| TASK |
Restate each line of the listing exactly, without carrying over any pictures.
======== SUPPLIED INFORMATION
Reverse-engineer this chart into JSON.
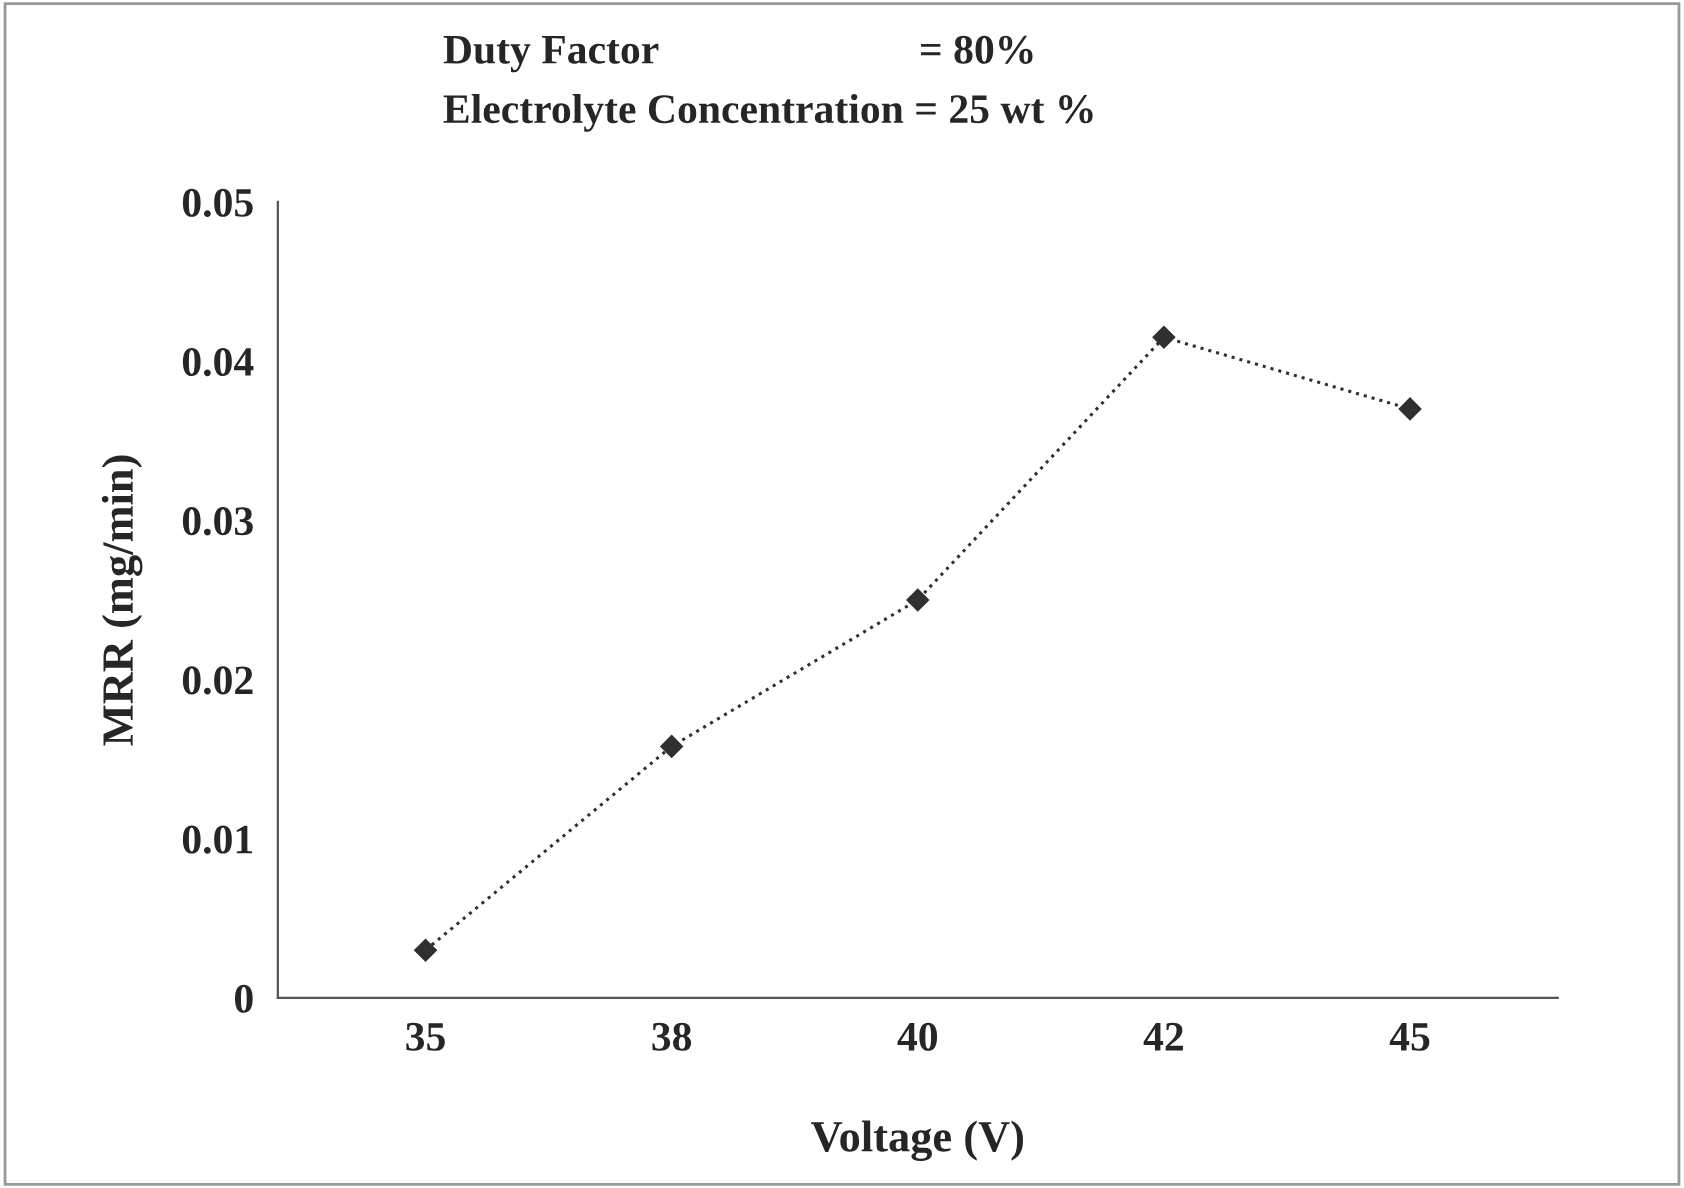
{
  "chart_data": {
    "type": "line",
    "xlabel": "Voltage (V)",
    "ylabel": "MRR (mg/min)",
    "annotations": [
      "Duty Factor                         = 80%",
      "Electrolyte Concentration = 25 wt %"
    ],
    "categories": [
      "35",
      "38",
      "40",
      "42",
      "45"
    ],
    "series": [
      {
        "color": "#303030",
        "values": [
          0.003,
          0.0158,
          0.025,
          0.0415,
          0.037
        ]
      }
    ],
    "ylim": [
      0,
      0.05
    ],
    "yticks": [
      0,
      0.01,
      0.02,
      0.03,
      0.04,
      0.05
    ],
    "grid": false,
    "legend": false,
    "marker": "diamond",
    "line_style": "dotted"
  }
}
================
| FINISHED ANSWER |
Reverse-engineer this chart into JSON.
{
  "chart_data": {
    "type": "line",
    "xlabel": "Voltage (V)",
    "ylabel": "MRR (mg/min)",
    "annotations": [
      "Duty Factor                         = 80%",
      "Electrolyte Concentration = 25 wt %"
    ],
    "categories": [
      "35",
      "38",
      "40",
      "42",
      "45"
    ],
    "series": [
      {
        "color": "#303030",
        "values": [
          0.003,
          0.0158,
          0.025,
          0.0415,
          0.037
        ]
      }
    ],
    "ylim": [
      0,
      0.05
    ],
    "yticks": [
      0,
      0.01,
      0.02,
      0.03,
      0.04,
      0.05
    ],
    "grid": false,
    "legend": false,
    "marker": "diamond",
    "line_style": "dotted"
  }
}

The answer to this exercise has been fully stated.